Record extracts »
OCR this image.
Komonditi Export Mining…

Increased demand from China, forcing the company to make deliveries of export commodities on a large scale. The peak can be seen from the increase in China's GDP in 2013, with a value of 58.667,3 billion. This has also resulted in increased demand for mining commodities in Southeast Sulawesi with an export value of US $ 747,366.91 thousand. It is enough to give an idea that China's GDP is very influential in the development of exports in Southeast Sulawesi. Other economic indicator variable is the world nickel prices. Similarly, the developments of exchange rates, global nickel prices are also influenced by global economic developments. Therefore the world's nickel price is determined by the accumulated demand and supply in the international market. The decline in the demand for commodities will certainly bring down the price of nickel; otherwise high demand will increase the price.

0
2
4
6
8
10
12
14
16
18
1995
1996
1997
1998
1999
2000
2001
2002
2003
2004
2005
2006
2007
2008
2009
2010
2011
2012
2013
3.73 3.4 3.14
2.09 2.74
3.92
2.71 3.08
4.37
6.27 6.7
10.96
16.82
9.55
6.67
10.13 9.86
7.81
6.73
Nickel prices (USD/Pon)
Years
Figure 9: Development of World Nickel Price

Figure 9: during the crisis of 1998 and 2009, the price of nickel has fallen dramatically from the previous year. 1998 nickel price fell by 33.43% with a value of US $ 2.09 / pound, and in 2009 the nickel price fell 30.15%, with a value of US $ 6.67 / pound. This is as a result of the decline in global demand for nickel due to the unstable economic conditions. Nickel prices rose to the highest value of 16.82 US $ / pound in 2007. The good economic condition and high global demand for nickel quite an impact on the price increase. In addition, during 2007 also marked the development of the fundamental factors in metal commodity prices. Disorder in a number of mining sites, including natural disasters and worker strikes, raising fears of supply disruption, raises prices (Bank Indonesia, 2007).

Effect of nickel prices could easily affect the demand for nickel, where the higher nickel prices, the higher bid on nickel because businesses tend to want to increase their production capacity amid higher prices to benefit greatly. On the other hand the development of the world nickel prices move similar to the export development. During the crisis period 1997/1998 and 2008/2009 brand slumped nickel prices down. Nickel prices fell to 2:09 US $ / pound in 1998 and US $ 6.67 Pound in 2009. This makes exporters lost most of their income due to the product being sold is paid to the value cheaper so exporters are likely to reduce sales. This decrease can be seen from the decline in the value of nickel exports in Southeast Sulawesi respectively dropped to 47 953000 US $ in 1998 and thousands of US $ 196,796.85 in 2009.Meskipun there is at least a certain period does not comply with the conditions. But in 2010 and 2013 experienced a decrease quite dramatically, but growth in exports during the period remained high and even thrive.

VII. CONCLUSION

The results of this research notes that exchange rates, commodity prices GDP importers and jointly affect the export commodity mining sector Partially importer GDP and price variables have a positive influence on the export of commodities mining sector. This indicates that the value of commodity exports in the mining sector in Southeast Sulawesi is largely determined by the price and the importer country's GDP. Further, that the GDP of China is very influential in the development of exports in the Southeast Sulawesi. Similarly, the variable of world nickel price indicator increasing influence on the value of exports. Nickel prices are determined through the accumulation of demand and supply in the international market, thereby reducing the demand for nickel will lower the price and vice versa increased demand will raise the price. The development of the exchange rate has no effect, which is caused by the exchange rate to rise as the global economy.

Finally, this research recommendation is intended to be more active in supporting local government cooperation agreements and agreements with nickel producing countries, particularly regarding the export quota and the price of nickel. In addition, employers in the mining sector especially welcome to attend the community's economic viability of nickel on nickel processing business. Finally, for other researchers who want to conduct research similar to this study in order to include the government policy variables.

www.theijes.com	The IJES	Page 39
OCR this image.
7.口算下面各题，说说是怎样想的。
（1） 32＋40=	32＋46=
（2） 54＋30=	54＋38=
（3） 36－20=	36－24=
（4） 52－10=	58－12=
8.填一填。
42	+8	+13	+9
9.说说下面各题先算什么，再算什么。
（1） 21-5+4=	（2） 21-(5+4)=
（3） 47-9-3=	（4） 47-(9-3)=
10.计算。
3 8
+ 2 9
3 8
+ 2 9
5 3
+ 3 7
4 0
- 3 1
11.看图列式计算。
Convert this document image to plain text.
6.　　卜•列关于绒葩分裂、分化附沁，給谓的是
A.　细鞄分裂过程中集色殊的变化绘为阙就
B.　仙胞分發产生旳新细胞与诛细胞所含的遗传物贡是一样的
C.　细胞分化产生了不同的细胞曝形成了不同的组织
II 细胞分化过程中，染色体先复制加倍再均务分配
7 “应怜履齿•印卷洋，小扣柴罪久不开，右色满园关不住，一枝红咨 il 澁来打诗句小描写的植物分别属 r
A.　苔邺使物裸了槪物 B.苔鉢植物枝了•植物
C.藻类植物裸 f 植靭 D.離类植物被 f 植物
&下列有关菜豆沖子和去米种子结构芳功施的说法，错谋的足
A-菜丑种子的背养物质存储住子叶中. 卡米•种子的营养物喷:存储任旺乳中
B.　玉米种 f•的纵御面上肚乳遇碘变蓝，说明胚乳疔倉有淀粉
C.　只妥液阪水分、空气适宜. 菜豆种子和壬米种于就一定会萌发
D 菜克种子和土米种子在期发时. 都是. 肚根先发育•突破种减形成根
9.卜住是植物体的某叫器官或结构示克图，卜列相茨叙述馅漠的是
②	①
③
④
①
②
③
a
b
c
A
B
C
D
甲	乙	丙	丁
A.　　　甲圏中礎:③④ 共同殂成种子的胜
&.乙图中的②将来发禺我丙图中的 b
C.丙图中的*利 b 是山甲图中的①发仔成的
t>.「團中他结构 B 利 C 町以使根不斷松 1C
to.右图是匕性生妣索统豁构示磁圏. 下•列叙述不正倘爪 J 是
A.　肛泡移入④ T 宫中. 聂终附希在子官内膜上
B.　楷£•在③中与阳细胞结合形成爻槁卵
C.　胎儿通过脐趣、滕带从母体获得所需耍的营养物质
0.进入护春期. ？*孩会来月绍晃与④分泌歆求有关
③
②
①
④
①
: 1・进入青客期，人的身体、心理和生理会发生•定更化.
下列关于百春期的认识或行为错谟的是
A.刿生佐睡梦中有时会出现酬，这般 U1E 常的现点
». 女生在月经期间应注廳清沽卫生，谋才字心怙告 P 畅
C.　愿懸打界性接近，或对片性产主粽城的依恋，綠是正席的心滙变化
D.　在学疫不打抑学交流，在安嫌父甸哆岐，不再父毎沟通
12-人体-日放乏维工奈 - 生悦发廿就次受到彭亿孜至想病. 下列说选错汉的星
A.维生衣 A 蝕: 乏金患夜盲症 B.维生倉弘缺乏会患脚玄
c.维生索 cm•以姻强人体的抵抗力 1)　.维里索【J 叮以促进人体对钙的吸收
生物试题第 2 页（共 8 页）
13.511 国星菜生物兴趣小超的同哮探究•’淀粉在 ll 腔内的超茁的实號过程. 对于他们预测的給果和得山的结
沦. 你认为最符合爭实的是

Directions for this task » Return all lines of the material above in which the word "variables" occurs.

Completed task »
The results of this research notes that exchange rates, commodity prices GDP importers and jointly affect the export commodity mining sector Partially importer GDP and price variables have a positive influence on the export of commodities mining sector. This indicates that the value of commodity exports in the mining sector in Southeast Sulawesi is largely determined by the price and the importer country's GDP. Further, that the GDP of China is very influential in the development of exports in the Southeast Sulawesi. Similarly, the variable of world nickel price indicator increasing influence on the value of exports. Nickel prices are determined through the accumulation of demand and supply in the international market, thereby reducing the demand for nickel will lower the price and vice versa increased demand will raise the price. The development of the exchange rate has no effect, which is caused by the exchange rate to rise as the global economy.
Finally, this research recommendation is intended to be more active in supporting local government cooperation agreements and agreements with nickel producing countries, particularly regarding the export quota and the price of nickel. In addition, employers in the mining sector especially welcome to attend the community's economic viability of nickel on nickel processing business. Finally, for other researchers who want to conduct research similar to this study in order to include the government policy variables.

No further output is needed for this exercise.